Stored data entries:
>> BEGIN

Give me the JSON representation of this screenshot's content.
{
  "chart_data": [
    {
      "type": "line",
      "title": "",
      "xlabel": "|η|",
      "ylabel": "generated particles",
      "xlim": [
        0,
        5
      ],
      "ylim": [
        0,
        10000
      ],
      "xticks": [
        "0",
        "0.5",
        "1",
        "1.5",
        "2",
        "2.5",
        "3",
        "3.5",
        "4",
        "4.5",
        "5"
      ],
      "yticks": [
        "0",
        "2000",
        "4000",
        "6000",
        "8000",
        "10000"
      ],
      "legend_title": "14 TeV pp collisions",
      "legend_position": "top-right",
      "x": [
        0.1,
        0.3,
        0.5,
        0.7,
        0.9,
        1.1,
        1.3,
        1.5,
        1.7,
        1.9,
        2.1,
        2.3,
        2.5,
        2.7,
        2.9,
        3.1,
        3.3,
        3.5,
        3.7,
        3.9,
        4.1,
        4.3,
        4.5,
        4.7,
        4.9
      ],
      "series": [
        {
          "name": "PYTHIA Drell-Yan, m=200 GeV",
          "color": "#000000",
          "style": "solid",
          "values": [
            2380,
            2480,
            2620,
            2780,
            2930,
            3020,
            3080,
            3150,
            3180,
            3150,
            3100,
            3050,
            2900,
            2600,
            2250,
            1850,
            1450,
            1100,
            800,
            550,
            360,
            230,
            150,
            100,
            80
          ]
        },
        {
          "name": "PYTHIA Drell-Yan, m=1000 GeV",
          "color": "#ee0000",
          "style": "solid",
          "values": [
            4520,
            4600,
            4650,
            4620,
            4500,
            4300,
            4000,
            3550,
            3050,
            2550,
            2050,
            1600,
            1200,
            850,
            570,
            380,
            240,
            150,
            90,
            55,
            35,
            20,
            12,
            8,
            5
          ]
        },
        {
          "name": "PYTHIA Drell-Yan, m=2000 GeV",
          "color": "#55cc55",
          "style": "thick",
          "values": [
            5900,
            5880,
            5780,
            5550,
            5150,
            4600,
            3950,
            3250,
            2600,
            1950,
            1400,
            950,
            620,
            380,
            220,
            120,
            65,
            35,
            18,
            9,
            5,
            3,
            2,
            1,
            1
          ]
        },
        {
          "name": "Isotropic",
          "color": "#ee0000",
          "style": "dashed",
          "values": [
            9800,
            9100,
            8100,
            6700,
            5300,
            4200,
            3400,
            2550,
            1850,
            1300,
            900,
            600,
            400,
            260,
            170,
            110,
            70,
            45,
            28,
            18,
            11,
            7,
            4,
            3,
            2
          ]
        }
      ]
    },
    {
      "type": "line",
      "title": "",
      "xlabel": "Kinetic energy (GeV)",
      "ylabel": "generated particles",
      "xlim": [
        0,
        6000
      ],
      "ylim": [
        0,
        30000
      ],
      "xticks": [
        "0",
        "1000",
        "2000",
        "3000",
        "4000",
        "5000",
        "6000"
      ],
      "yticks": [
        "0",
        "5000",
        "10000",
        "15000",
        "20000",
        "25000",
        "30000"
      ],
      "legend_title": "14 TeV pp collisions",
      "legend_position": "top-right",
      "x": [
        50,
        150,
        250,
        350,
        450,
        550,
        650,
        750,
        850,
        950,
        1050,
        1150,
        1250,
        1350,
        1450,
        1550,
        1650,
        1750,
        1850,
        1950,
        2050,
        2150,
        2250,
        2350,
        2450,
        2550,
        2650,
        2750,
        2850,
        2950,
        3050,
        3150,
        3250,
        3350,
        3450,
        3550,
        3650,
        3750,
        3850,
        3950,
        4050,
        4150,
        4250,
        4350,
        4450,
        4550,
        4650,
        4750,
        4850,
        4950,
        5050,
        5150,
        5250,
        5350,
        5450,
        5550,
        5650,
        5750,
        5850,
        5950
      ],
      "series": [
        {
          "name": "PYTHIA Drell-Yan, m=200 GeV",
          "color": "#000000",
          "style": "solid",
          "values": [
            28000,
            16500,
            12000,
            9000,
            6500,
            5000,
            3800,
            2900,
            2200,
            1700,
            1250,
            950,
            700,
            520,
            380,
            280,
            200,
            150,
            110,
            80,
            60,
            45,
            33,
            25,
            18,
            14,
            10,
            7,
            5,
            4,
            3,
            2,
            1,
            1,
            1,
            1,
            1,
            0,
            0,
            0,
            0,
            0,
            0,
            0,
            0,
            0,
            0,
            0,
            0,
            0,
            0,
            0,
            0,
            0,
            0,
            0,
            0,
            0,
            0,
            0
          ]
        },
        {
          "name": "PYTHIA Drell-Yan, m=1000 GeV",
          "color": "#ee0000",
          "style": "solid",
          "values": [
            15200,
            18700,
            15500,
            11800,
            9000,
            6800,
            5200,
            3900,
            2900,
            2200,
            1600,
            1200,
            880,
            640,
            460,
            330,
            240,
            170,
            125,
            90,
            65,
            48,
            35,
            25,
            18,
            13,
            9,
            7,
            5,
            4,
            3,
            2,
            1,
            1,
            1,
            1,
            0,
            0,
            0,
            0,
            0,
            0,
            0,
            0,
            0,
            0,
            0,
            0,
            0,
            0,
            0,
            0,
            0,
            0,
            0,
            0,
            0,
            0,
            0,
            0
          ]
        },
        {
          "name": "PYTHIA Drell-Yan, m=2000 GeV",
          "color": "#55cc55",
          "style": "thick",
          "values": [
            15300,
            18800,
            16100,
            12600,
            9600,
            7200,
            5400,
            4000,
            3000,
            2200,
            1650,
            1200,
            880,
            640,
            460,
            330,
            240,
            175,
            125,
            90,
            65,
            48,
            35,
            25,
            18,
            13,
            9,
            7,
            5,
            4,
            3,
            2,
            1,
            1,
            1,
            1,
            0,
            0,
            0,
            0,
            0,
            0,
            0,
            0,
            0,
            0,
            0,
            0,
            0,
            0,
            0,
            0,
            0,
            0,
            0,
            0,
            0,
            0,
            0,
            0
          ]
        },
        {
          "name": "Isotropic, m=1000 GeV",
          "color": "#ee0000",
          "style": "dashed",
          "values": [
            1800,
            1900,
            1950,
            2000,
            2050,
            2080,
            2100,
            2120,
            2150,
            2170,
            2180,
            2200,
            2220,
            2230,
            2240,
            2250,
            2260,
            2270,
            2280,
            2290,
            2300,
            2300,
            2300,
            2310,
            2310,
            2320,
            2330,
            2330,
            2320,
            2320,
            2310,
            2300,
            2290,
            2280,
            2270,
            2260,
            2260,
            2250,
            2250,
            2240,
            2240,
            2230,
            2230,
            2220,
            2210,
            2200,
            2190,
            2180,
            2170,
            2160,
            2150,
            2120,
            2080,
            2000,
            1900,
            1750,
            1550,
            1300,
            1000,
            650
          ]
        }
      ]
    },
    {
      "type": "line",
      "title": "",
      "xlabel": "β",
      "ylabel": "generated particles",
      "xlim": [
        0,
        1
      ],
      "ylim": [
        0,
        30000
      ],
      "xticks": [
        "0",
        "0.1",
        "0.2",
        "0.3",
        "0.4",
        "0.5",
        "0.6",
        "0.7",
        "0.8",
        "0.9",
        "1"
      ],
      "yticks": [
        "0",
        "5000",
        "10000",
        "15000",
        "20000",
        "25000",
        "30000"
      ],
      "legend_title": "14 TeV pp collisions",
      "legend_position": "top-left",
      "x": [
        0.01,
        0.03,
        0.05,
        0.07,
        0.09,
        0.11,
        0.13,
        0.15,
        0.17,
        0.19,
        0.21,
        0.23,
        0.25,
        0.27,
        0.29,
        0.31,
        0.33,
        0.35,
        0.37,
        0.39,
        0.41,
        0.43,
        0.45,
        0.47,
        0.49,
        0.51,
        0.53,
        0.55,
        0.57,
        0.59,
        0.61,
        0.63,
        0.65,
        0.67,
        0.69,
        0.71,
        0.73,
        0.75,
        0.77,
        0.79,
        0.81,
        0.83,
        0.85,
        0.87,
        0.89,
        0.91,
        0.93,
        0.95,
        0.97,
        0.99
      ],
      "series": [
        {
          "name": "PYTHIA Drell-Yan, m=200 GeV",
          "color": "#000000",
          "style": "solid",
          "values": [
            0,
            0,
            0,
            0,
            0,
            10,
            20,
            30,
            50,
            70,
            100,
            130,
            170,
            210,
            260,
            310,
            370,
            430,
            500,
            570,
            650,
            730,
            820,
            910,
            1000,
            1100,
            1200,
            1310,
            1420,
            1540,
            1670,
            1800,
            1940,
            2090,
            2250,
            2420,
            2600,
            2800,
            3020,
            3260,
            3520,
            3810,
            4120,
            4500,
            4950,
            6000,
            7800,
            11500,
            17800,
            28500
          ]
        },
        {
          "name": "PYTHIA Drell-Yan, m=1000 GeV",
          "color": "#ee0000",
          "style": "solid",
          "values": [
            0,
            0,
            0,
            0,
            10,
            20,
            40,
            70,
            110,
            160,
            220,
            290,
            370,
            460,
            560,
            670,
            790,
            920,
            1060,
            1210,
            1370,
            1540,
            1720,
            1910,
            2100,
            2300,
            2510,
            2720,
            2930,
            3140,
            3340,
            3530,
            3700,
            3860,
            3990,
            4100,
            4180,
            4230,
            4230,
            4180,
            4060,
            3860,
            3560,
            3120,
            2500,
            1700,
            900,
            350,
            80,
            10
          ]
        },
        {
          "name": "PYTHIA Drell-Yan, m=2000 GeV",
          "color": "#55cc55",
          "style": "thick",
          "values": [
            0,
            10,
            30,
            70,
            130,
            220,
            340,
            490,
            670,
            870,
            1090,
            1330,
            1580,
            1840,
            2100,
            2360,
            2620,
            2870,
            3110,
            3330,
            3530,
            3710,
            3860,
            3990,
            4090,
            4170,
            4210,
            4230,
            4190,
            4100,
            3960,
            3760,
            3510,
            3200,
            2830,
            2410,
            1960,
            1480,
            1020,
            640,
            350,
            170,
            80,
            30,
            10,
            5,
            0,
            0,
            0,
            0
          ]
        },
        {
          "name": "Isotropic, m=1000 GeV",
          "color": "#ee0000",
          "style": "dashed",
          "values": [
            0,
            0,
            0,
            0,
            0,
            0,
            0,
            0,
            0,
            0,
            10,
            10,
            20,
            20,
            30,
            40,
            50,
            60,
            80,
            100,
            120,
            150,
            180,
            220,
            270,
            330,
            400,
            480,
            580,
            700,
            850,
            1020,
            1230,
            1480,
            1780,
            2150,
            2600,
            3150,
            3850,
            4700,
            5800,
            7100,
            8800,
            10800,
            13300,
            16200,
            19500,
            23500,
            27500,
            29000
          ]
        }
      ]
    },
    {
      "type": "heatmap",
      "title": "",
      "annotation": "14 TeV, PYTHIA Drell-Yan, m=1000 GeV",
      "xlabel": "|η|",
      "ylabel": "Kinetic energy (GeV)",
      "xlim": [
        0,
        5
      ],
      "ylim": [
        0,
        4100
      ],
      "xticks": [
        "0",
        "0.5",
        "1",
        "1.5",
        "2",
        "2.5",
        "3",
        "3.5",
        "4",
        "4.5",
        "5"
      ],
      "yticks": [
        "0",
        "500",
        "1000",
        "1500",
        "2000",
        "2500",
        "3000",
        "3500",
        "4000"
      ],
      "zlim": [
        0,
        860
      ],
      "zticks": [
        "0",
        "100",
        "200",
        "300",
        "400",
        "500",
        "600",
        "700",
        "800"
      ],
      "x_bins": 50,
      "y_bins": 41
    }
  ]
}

>> END

Copy all lines of the listing above that contain the string "xlabel".

▸ Answer to the problem:
      "xlabel": "|η|",
      "xlabel": "Kinetic energy (GeV)",
      "xlabel": "β",
      "xlabel": "|η|",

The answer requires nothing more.